• **Written exercise**:
Tally the lines below that contain "comment". The number is the whole answer.

-- Begin Given information --

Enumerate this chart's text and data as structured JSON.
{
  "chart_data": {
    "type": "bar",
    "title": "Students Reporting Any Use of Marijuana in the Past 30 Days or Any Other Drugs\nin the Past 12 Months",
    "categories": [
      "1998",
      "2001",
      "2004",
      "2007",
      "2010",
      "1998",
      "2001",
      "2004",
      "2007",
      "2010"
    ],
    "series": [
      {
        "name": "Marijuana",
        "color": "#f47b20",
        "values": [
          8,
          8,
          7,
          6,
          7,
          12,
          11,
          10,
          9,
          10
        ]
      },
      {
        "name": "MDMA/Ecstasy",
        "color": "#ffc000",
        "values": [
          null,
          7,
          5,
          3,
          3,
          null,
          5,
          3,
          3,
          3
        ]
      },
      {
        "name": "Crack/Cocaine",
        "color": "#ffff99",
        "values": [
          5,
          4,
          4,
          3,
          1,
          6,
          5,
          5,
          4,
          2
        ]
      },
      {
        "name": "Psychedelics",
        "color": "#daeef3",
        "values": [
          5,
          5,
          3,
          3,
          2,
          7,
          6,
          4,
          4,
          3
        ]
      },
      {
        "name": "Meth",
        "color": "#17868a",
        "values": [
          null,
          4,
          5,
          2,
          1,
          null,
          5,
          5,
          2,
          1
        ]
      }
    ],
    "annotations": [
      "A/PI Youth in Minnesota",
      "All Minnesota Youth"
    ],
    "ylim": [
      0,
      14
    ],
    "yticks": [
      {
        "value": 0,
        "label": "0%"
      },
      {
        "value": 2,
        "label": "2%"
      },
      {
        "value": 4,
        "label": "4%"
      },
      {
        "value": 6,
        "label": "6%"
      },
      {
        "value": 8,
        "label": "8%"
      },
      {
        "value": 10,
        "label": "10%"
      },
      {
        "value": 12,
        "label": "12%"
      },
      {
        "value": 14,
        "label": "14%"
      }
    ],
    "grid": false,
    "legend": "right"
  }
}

-- End Given information --
-- Begin Given information --

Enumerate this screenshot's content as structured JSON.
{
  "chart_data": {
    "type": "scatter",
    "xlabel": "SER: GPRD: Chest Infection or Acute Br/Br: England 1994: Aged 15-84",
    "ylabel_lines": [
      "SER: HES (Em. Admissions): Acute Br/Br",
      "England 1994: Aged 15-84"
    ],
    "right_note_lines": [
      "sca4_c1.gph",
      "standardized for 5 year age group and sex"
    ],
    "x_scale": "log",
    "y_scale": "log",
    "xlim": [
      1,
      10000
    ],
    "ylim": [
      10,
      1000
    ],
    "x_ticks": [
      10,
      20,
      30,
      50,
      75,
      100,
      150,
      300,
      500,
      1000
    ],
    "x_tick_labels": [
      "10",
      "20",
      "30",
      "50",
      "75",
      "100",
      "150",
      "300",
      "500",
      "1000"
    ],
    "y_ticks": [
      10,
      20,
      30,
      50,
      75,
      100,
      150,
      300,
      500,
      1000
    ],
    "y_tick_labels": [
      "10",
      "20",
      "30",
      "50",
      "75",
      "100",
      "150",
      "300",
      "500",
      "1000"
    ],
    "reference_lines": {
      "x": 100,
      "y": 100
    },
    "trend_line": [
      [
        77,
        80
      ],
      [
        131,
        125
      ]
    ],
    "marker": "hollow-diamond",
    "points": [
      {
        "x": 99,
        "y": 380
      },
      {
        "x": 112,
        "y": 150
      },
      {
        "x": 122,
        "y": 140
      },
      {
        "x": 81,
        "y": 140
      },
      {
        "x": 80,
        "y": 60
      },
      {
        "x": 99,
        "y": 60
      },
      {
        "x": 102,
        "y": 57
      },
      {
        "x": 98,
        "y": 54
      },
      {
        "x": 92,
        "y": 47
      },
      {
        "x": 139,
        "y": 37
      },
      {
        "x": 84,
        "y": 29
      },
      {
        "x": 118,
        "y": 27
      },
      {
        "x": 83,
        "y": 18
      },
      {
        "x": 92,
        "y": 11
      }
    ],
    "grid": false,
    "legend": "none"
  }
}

-- End Given information --
-- Begin Given information --

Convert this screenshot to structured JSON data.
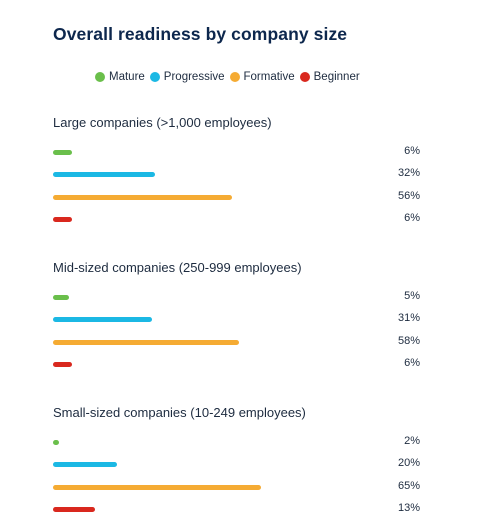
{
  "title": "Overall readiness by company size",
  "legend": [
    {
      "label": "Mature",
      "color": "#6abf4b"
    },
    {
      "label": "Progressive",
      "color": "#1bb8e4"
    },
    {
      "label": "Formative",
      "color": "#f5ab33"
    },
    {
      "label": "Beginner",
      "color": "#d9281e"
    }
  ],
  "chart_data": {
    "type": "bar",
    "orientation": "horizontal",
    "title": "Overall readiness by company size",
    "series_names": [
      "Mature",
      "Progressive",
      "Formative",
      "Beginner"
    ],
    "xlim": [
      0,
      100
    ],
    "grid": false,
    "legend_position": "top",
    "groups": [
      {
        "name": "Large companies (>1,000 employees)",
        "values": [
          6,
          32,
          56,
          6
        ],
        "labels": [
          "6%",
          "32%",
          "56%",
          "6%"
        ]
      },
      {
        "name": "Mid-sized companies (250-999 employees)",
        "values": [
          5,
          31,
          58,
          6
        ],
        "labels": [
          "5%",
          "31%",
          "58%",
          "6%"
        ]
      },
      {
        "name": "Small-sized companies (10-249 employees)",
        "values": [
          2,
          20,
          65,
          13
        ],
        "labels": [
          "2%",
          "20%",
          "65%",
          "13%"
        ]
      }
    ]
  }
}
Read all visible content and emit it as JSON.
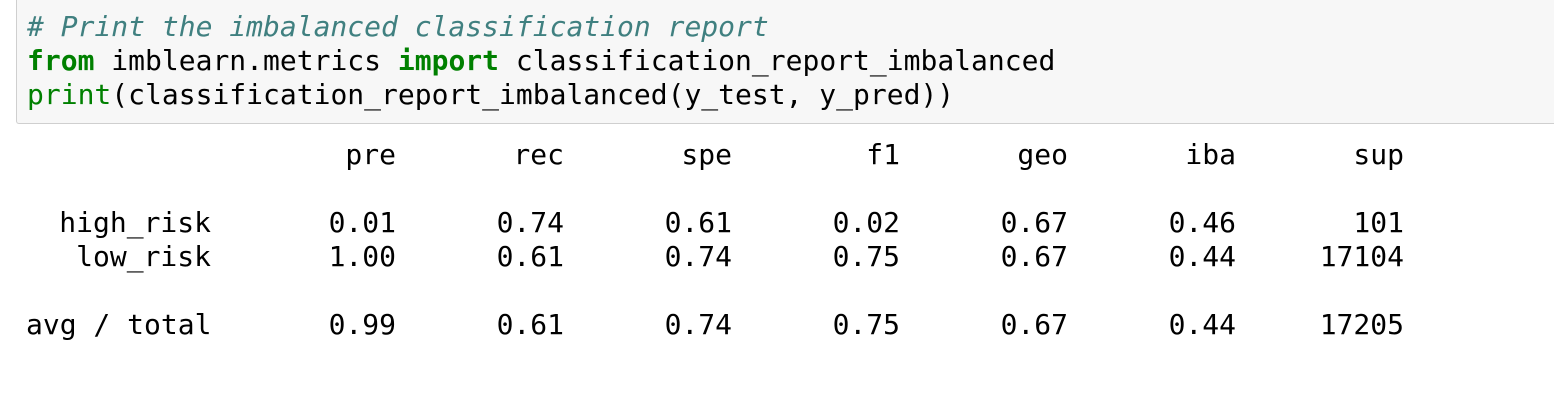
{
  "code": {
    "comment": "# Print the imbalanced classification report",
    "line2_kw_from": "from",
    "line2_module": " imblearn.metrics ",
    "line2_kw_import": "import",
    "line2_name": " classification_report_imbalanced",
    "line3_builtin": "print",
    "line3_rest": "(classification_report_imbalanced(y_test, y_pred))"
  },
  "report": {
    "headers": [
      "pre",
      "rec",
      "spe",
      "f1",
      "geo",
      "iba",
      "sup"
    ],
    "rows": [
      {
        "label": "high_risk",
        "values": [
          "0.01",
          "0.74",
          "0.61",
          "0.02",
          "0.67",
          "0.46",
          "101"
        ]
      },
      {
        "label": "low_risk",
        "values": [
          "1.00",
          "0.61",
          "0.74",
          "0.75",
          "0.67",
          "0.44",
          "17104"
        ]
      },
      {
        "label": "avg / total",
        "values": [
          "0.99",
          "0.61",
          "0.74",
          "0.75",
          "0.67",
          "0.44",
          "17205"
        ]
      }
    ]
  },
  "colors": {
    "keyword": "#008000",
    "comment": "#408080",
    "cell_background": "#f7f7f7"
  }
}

-- End Given information --

• **Completed exercise**:
2